===== RECORDS FOR PROCESSING =====
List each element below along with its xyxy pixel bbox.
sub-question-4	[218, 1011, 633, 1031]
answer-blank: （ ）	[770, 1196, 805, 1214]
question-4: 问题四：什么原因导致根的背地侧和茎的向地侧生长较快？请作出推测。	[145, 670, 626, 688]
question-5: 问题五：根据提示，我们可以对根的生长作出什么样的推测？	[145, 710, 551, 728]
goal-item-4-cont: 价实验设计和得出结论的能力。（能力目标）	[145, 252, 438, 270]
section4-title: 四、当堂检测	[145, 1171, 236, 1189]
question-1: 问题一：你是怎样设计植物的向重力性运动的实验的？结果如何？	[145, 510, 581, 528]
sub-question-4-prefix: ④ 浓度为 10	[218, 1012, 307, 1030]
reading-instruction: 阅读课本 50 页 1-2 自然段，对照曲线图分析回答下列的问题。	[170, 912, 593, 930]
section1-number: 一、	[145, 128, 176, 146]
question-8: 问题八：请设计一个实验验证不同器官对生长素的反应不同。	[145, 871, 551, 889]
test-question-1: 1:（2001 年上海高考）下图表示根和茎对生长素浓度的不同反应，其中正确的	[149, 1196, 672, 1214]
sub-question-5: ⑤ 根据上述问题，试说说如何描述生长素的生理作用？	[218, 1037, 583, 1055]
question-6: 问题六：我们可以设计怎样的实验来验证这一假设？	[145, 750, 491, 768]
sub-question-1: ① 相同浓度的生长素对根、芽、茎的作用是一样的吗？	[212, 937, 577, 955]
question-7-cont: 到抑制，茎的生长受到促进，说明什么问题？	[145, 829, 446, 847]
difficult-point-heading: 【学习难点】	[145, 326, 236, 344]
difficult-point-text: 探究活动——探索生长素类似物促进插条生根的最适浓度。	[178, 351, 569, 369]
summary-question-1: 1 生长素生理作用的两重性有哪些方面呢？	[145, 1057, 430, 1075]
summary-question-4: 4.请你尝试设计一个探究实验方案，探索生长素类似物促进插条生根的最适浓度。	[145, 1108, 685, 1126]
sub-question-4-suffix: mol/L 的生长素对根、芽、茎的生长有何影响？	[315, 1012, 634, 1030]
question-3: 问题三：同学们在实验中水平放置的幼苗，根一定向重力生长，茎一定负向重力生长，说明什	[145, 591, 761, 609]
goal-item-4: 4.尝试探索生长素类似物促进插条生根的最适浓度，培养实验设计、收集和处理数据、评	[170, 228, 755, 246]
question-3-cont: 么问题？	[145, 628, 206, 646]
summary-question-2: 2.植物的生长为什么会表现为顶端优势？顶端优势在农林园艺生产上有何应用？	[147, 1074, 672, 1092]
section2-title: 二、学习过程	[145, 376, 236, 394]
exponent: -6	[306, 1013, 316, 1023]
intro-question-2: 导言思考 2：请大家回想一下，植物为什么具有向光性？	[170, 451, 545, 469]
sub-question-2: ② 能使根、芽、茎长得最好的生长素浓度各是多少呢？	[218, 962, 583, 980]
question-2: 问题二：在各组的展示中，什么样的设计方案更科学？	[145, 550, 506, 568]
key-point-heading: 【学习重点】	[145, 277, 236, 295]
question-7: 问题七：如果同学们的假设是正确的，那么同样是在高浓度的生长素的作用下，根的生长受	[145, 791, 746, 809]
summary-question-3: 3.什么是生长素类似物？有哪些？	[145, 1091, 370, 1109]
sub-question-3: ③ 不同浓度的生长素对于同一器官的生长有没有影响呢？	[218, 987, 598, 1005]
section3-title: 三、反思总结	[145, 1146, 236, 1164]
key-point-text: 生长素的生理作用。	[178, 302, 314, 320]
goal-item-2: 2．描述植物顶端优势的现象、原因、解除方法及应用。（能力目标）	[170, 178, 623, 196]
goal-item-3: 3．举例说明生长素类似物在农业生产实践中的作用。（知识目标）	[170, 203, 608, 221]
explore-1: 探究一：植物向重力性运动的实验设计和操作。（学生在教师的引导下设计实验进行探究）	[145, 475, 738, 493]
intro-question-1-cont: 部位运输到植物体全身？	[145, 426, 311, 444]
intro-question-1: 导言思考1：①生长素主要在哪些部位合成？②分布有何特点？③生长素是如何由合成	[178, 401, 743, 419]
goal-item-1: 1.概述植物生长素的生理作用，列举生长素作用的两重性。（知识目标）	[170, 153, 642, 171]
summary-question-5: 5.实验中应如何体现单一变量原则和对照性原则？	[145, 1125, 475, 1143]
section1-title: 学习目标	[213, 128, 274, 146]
=====
WORK TO COMPLETE ▸ State the number of lines in the items above that contain the string "text", treating uppercase and lowercase as distinct. Give only the number.

ANSWER TO THE PROBLEM ▸ 2